*REQUIRED ACTION:*
Pull each line with the string "Tello" from the entries.

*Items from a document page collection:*
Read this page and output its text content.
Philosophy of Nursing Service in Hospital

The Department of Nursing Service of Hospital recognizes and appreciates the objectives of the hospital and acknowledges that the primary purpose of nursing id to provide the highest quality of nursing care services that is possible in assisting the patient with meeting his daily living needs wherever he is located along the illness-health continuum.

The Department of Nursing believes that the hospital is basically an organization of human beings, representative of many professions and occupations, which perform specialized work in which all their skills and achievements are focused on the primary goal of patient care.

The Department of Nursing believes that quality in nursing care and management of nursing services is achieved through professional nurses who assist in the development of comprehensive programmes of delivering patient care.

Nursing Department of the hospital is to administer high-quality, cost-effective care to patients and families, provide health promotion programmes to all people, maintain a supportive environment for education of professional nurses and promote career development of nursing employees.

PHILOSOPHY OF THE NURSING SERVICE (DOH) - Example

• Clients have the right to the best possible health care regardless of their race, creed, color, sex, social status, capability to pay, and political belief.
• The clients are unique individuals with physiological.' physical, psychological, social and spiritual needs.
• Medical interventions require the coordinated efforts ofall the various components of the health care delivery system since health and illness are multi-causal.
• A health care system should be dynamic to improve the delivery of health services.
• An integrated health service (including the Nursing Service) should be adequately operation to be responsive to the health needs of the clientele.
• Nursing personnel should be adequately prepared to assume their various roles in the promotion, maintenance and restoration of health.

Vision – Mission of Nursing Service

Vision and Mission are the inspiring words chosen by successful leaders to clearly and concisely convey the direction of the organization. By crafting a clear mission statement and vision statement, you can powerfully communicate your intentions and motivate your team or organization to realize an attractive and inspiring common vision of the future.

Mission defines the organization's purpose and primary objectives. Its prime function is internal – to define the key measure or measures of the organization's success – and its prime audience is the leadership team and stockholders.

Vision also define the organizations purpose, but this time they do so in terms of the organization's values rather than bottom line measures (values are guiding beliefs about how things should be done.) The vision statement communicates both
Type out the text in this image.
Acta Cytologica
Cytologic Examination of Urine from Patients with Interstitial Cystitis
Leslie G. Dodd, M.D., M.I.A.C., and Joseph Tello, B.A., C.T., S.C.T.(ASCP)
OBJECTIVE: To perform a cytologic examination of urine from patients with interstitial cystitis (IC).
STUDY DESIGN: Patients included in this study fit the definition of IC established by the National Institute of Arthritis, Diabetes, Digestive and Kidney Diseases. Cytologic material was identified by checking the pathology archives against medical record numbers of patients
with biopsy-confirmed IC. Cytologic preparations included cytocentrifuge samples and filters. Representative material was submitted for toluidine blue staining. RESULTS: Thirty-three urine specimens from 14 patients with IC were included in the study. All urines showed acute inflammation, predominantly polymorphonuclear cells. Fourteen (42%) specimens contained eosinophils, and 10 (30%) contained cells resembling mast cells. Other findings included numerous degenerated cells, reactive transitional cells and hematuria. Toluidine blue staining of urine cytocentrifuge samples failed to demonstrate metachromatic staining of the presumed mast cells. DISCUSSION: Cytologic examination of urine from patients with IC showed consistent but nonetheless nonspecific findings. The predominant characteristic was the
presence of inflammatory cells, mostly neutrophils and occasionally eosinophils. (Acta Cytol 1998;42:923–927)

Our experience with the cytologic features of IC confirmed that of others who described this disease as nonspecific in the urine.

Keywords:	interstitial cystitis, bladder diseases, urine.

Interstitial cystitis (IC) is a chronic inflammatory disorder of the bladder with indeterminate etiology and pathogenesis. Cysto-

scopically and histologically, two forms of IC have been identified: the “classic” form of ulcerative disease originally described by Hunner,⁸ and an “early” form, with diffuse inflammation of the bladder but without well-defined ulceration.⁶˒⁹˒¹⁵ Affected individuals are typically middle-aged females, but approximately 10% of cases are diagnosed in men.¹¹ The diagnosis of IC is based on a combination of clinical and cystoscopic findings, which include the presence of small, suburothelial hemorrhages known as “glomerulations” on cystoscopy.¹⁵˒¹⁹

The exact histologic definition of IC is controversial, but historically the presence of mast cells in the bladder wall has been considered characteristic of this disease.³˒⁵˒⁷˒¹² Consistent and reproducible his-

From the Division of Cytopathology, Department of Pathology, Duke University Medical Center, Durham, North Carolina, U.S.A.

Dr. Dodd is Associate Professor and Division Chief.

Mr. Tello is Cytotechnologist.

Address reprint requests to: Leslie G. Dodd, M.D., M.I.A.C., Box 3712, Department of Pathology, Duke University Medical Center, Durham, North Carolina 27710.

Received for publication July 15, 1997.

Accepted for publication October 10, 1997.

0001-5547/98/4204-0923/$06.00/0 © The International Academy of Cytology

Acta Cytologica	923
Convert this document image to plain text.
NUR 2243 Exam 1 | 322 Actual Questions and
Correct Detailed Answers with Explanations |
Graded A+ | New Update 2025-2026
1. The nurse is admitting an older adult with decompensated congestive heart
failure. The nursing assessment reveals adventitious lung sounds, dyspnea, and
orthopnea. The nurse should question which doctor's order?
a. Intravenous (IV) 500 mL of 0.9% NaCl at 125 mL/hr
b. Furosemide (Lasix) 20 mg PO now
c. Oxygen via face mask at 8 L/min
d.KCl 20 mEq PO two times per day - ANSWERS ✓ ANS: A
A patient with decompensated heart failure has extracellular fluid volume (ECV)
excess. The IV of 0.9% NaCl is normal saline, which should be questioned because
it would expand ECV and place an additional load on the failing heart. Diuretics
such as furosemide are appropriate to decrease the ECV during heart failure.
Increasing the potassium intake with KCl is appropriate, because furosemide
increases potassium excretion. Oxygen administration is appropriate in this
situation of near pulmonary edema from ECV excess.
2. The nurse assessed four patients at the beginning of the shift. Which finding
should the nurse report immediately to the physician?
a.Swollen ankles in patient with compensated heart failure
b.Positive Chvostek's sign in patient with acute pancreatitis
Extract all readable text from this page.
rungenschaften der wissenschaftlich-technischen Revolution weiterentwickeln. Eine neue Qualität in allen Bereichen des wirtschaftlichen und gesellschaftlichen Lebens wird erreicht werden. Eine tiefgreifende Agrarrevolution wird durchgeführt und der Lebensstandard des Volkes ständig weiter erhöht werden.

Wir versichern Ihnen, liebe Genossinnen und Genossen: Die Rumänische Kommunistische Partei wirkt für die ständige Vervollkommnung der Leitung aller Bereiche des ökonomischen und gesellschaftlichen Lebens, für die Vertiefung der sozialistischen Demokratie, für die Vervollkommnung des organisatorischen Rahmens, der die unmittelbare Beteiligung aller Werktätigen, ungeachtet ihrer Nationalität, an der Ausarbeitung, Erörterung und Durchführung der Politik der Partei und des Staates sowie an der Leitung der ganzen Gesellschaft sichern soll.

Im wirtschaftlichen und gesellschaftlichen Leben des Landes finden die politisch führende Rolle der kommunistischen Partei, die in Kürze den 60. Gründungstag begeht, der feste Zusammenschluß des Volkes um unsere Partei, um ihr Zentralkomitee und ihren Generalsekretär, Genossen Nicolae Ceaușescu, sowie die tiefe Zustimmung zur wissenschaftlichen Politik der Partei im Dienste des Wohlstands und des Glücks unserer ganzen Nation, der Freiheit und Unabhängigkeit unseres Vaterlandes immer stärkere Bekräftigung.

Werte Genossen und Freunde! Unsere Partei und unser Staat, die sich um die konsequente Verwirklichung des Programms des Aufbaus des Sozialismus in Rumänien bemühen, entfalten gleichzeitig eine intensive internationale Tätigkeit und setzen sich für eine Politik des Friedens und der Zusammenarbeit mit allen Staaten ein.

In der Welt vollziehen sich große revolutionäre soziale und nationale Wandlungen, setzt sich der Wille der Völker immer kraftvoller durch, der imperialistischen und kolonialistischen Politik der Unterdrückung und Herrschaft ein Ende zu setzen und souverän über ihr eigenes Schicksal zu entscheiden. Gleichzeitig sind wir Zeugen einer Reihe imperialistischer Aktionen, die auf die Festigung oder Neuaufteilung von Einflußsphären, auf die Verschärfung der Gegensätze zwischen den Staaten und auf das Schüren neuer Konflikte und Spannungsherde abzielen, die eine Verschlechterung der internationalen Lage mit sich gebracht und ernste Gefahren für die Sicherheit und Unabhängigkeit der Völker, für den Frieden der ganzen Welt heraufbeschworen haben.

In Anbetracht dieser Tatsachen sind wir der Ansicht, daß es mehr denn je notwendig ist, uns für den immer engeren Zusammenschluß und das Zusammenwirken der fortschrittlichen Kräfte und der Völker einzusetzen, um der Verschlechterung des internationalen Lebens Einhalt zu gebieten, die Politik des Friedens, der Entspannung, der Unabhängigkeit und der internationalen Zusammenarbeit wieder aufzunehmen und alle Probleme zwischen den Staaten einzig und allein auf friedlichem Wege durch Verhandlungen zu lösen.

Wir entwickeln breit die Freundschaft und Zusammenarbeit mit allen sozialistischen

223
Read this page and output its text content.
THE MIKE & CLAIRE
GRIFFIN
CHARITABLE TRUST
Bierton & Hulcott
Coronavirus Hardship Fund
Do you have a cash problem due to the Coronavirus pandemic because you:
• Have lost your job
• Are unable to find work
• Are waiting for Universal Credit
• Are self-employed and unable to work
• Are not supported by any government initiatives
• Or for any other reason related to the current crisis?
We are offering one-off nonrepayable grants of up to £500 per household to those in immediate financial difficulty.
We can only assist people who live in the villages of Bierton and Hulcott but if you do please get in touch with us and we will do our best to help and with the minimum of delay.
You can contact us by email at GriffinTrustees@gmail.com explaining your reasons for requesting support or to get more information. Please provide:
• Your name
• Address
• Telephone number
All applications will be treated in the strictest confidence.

*SOLUTION:*
Leslie G. Dodd, M.D., M.I.A.C., and Joseph Tello, B.A., C.T., S.C.T.(ASCP)
Mr. Tello is Cytotechnologist.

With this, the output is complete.